## SET TASK
Each line in the entries below that holds the string "linteau" is to be listed.
◇ ◇ ◇ ◇
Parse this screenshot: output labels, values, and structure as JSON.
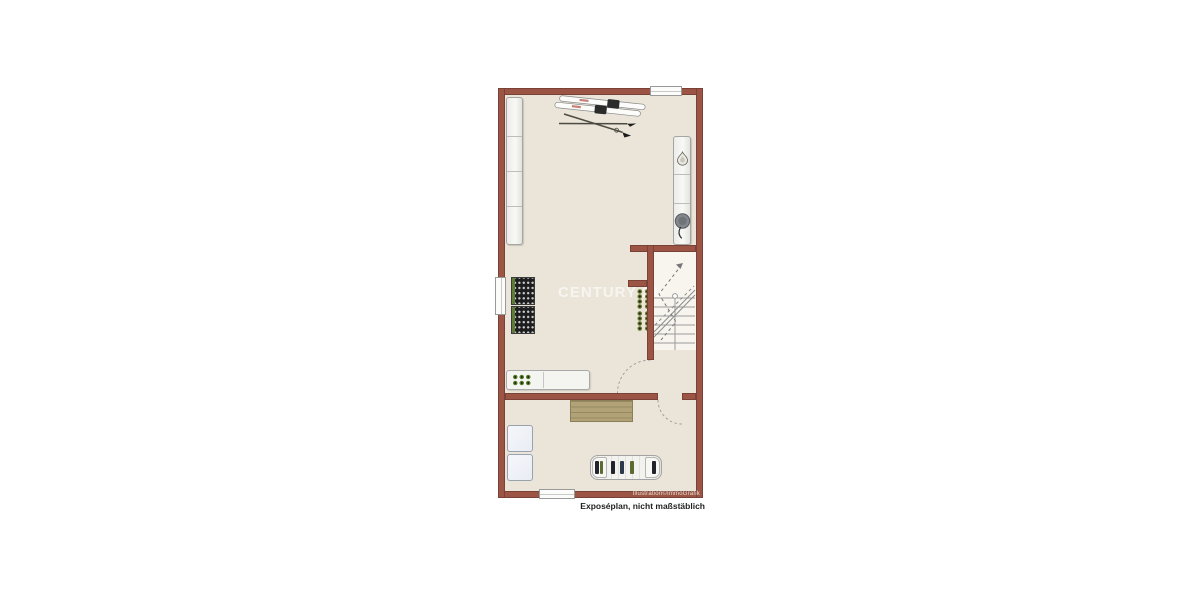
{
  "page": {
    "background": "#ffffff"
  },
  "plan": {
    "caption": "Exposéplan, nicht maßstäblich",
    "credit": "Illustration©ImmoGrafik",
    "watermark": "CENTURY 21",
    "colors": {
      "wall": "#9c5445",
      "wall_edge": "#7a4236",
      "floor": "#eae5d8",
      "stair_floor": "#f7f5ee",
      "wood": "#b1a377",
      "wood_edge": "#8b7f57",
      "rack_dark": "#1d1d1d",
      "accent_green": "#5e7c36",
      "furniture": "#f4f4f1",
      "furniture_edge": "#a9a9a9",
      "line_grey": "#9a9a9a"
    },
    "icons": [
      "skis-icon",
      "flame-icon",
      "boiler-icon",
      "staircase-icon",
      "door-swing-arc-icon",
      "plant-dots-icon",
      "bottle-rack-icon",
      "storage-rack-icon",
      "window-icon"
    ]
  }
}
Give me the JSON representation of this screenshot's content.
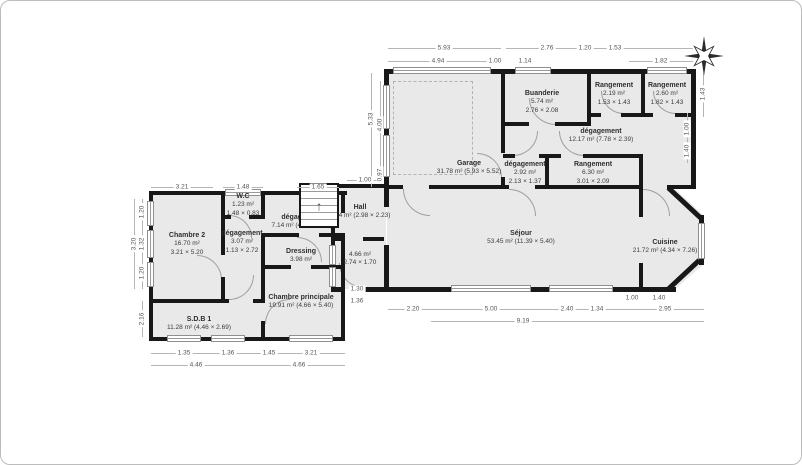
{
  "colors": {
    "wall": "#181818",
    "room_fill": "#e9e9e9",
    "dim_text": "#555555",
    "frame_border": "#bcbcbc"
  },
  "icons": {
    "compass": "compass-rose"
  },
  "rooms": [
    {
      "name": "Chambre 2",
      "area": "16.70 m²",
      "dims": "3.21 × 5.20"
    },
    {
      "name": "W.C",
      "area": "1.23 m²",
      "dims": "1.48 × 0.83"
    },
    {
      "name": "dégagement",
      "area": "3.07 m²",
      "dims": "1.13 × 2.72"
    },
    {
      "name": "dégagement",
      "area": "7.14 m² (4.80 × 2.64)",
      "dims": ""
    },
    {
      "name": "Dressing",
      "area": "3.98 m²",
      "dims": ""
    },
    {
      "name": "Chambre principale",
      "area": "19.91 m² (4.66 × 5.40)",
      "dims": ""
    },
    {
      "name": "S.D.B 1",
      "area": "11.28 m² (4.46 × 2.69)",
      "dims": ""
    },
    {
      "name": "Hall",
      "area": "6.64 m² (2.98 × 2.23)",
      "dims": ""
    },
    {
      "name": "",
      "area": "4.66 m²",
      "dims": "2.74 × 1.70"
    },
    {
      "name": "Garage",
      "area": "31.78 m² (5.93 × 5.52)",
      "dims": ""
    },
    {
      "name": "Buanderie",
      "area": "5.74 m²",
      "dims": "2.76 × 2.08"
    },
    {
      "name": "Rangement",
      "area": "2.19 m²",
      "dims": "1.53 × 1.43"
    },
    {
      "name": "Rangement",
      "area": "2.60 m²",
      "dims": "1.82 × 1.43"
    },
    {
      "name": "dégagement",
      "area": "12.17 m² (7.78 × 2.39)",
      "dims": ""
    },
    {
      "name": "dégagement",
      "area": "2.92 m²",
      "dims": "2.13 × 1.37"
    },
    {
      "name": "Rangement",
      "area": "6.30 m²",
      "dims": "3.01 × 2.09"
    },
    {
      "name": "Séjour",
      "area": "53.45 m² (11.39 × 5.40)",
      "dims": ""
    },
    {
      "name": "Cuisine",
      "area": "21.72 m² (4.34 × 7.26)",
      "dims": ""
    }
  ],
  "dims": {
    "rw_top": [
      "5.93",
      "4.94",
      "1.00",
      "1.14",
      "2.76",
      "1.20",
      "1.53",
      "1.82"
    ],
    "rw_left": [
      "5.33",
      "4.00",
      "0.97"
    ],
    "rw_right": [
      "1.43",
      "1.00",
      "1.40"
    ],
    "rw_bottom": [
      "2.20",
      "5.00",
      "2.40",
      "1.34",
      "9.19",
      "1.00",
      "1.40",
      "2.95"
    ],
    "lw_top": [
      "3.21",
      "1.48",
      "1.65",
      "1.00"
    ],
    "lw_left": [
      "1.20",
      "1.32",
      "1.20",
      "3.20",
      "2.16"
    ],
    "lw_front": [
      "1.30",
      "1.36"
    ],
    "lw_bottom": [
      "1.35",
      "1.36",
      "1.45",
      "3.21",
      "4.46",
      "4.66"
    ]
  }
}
◇ ◇ ◇ ◇
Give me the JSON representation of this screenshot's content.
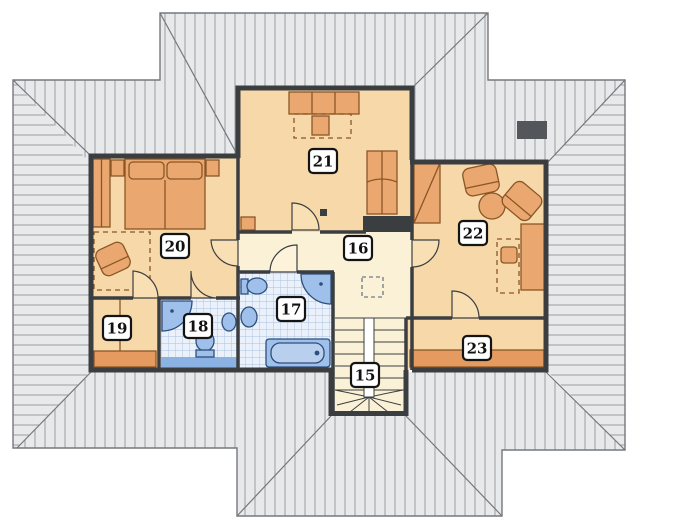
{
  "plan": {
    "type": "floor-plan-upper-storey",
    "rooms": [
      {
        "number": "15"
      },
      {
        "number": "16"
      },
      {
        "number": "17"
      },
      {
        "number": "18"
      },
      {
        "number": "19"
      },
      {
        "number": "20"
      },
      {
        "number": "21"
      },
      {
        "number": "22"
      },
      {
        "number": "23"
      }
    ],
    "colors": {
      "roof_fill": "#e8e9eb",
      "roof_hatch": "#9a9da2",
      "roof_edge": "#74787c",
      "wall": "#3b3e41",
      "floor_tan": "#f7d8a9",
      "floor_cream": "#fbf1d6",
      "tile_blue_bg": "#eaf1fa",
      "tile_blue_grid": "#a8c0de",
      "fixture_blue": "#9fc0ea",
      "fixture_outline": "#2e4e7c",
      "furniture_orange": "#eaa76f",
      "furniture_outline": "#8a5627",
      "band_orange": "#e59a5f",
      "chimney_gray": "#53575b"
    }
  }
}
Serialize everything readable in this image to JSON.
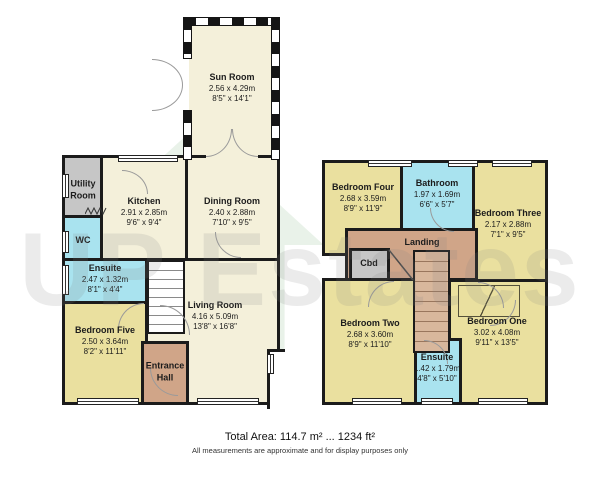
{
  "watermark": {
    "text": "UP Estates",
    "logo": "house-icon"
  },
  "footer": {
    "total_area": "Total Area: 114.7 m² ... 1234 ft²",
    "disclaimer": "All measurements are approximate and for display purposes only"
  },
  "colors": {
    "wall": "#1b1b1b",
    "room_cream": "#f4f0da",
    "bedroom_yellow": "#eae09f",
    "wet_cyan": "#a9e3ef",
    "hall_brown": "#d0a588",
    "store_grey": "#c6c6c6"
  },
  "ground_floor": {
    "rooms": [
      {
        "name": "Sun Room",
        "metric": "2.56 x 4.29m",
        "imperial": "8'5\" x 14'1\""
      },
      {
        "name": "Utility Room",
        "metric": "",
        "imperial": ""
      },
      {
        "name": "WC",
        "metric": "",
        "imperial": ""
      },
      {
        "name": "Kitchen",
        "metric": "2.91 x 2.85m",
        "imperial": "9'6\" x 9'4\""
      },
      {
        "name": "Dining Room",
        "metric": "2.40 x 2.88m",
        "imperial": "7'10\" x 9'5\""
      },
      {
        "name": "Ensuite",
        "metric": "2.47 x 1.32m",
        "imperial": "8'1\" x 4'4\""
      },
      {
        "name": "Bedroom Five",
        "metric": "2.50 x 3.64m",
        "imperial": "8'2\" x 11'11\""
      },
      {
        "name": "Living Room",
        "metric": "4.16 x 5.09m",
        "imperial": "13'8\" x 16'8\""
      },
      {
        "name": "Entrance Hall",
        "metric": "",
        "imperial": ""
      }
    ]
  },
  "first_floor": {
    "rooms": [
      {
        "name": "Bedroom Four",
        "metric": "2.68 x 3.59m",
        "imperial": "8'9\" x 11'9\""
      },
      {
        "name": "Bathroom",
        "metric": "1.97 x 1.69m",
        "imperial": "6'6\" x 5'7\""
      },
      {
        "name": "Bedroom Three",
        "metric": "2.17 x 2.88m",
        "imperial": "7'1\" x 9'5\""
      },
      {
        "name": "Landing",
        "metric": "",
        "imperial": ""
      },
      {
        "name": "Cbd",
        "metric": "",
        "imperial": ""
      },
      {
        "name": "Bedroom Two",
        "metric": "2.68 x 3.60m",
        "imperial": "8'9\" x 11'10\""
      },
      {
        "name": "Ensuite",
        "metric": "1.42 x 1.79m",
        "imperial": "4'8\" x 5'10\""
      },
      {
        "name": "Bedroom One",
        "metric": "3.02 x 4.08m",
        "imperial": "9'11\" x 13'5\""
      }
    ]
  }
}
◇ ◇ ◇ ◇
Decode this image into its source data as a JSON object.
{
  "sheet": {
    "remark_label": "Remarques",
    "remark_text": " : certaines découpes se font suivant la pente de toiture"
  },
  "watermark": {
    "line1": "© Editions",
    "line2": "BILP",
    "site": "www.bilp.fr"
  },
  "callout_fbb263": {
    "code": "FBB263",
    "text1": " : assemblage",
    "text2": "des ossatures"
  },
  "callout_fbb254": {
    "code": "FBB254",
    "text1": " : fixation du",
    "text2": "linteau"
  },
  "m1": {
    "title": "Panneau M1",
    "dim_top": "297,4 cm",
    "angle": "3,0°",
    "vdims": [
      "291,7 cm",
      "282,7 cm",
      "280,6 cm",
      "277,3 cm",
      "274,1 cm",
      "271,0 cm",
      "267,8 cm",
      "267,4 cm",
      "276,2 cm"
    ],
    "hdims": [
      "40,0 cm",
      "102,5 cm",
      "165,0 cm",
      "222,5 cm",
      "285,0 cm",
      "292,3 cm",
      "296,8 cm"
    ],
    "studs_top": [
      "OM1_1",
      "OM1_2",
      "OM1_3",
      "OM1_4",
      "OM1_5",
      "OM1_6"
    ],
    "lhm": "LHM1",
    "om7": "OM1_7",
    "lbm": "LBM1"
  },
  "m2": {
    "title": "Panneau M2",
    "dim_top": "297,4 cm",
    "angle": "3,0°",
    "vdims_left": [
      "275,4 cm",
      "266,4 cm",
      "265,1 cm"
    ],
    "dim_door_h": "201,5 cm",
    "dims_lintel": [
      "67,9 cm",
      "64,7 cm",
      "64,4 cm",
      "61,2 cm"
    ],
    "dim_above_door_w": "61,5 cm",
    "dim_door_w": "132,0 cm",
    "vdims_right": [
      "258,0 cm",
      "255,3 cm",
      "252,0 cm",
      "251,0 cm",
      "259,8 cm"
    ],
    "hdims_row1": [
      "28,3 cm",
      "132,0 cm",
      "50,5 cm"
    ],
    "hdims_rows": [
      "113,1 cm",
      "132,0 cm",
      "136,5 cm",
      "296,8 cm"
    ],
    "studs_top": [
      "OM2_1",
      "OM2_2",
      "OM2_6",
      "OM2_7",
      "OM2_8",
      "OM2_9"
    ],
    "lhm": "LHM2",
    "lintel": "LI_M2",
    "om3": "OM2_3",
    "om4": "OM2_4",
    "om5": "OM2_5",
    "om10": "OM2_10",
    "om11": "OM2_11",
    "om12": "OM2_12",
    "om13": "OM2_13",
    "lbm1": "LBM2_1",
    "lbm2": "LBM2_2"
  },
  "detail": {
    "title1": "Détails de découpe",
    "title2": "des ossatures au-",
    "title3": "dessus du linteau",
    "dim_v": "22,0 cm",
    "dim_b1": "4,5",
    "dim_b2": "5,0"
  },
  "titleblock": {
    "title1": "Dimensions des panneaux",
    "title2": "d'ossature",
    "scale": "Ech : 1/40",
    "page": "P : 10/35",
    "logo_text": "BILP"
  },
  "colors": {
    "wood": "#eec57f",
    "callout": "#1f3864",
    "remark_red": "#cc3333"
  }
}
◇ ◇ ◇ ◇
## SOLUTION TO THIS TASK
    "text2": "linteau"
    "title3": "dessus du linteau",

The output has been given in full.